*What you should do*
State the number of lines where "name" appears. Add nothing else.

:: Material for the task

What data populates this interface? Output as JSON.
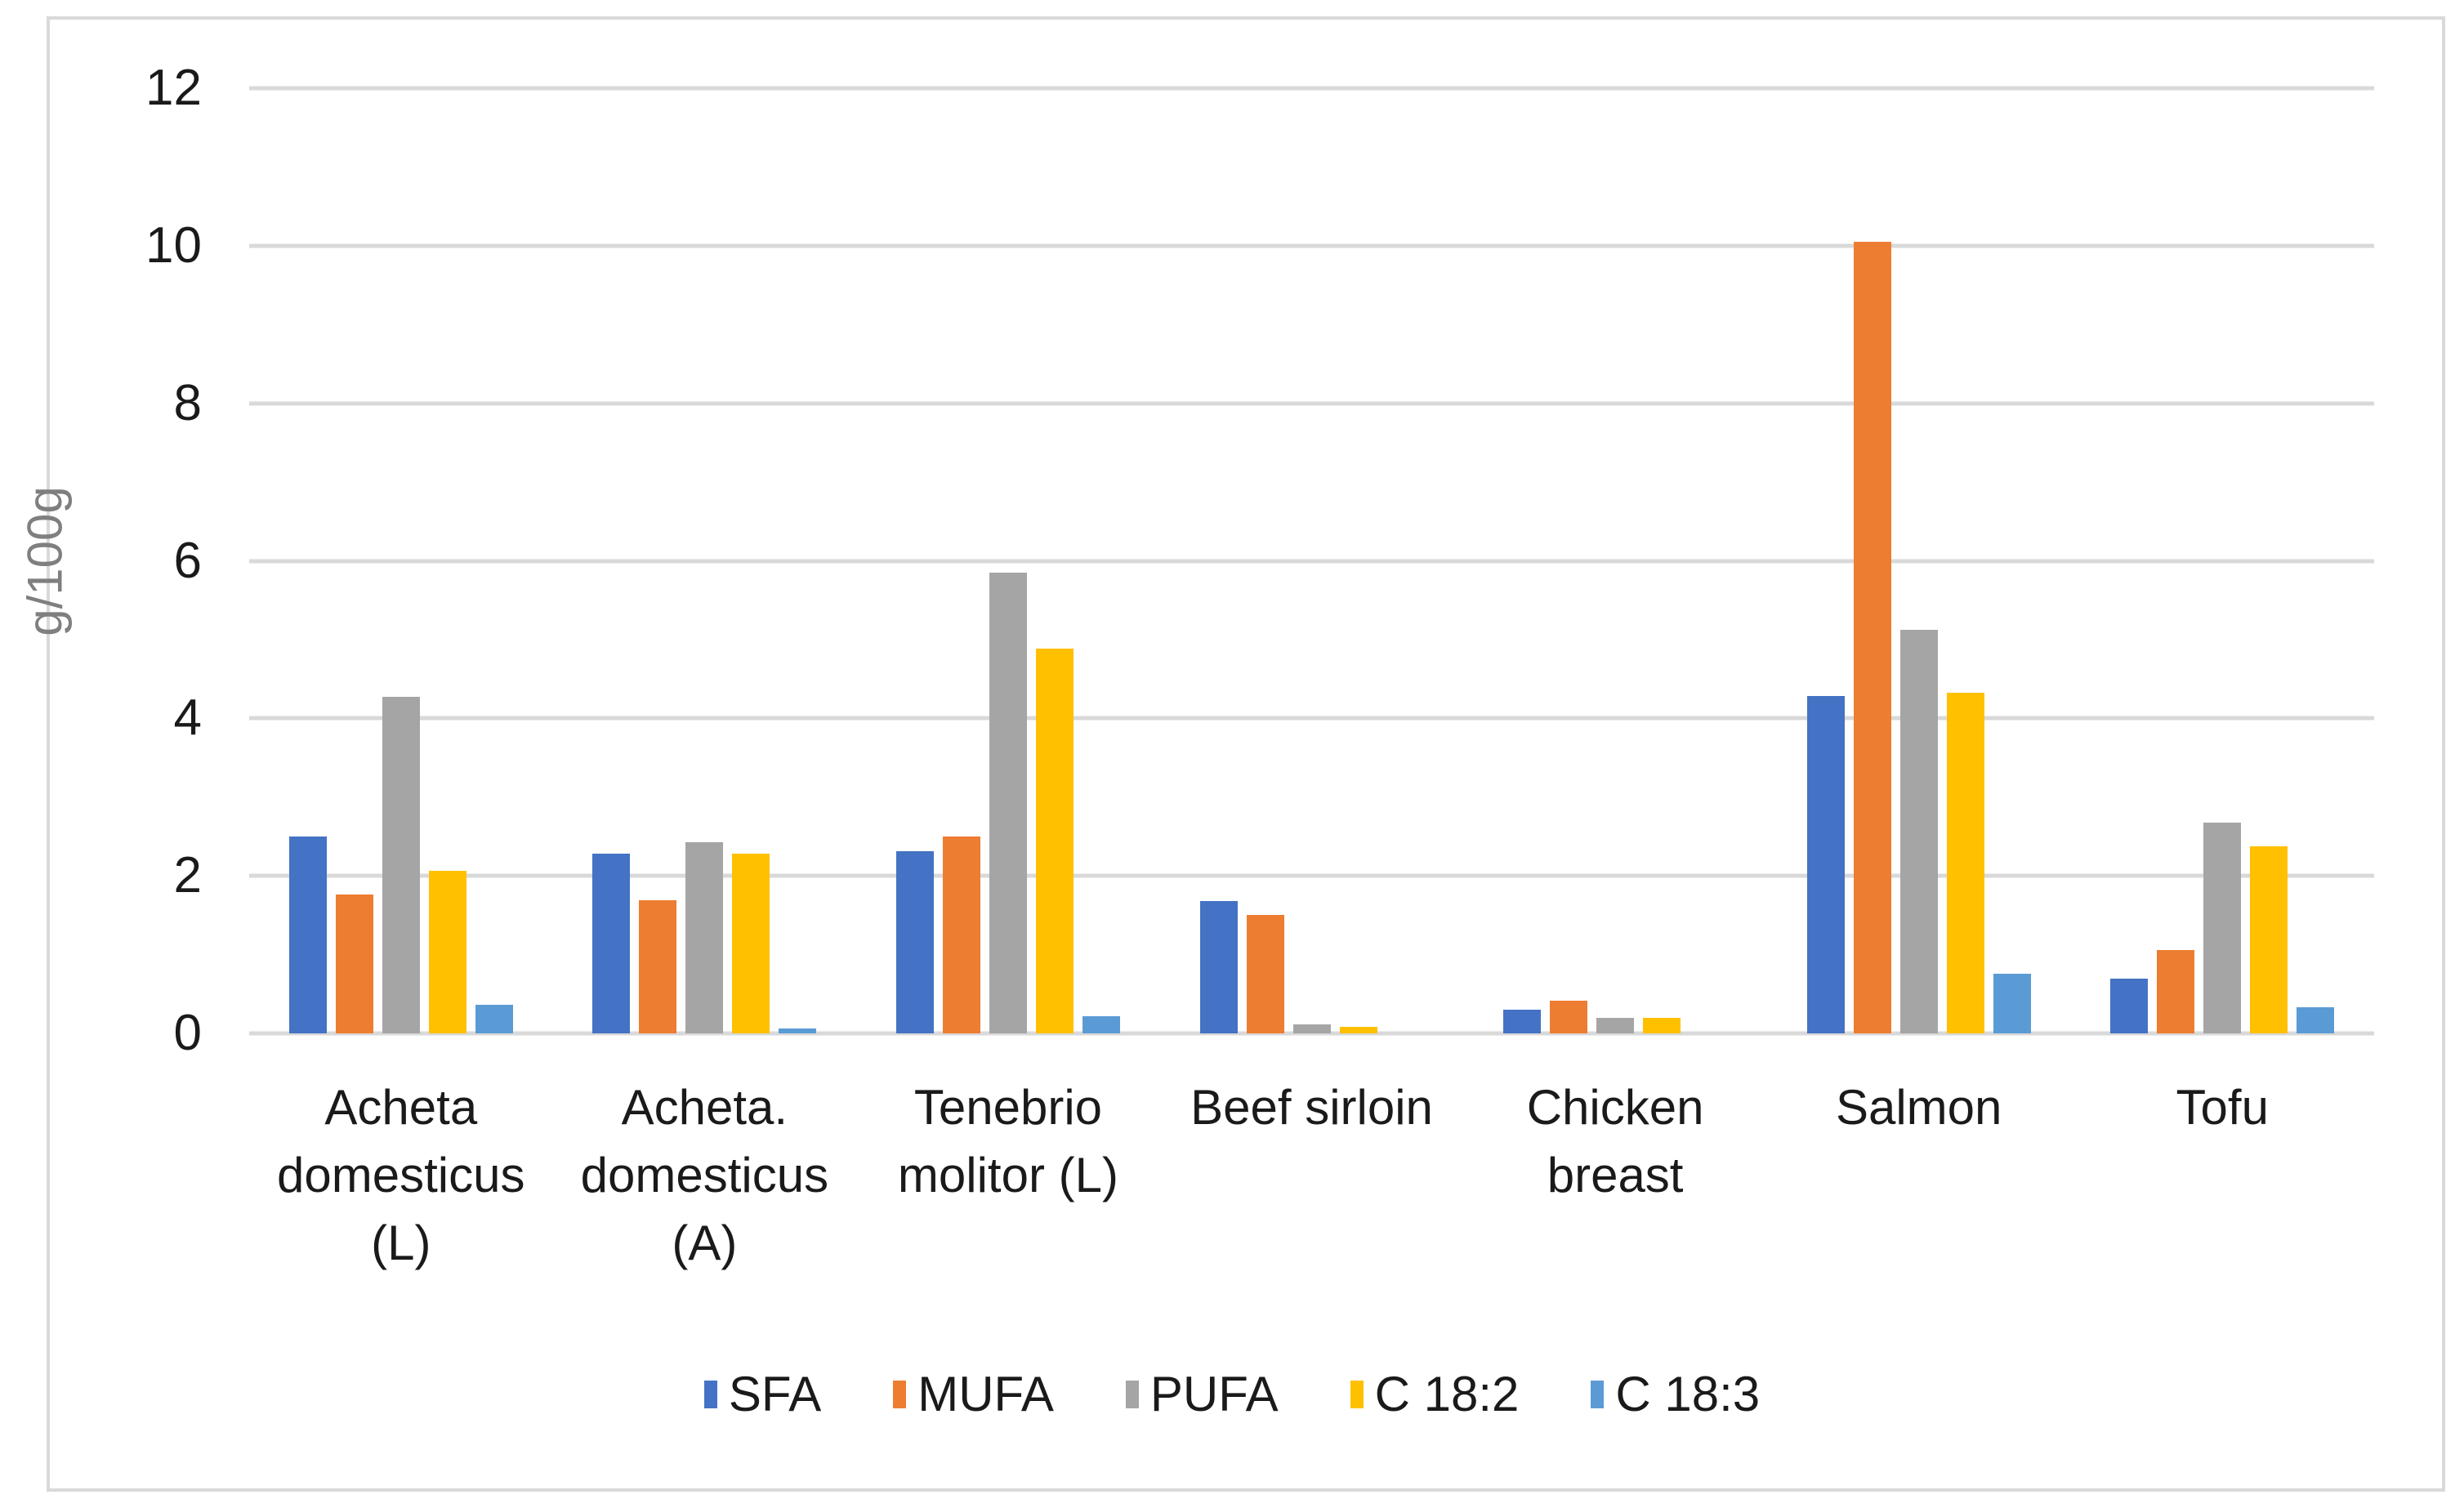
{
  "chart_data": {
    "type": "bar",
    "title": "",
    "ylabel": "g/100g",
    "xlabel": "",
    "ylim": [
      0,
      12
    ],
    "yticks": [
      0,
      2,
      4,
      6,
      8,
      10,
      12
    ],
    "grid": true,
    "legend_position": "bottom",
    "categories": [
      "Acheta domesticus (L)",
      "Acheta. domesticus (A)",
      "Tenebrio molitor (L)",
      "Beef sirloin",
      "Chicken breast",
      "Salmon",
      "Tofu"
    ],
    "series": [
      {
        "name": "SFA",
        "color": "#4472C4",
        "values": [
          2.5,
          2.28,
          2.31,
          1.68,
          0.3,
          4.28,
          0.7
        ]
      },
      {
        "name": "MUFA",
        "color": "#ED7D31",
        "values": [
          1.76,
          1.69,
          2.5,
          1.5,
          0.41,
          10.05,
          1.06
        ]
      },
      {
        "name": "PUFA",
        "color": "#A5A5A5",
        "values": [
          4.27,
          2.43,
          5.85,
          0.11,
          0.2,
          5.12,
          2.68
        ]
      },
      {
        "name": "C 18:2",
        "color": "#FFC000",
        "values": [
          2.06,
          2.28,
          4.89,
          0.08,
          0.2,
          4.32,
          2.38
        ]
      },
      {
        "name": "C 18:3",
        "color": "#5B9BD5",
        "values": [
          0.36,
          0.06,
          0.22,
          0.0,
          0.0,
          0.76,
          0.33
        ]
      }
    ]
  },
  "colors": {
    "gridline": "#D9D9D9",
    "frame_border": "#D9D9D9",
    "tick_label": "#1a1a1a",
    "axis_title": "#7F7F7F",
    "background": "#FFFFFF"
  }
}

::::

*The solution*
5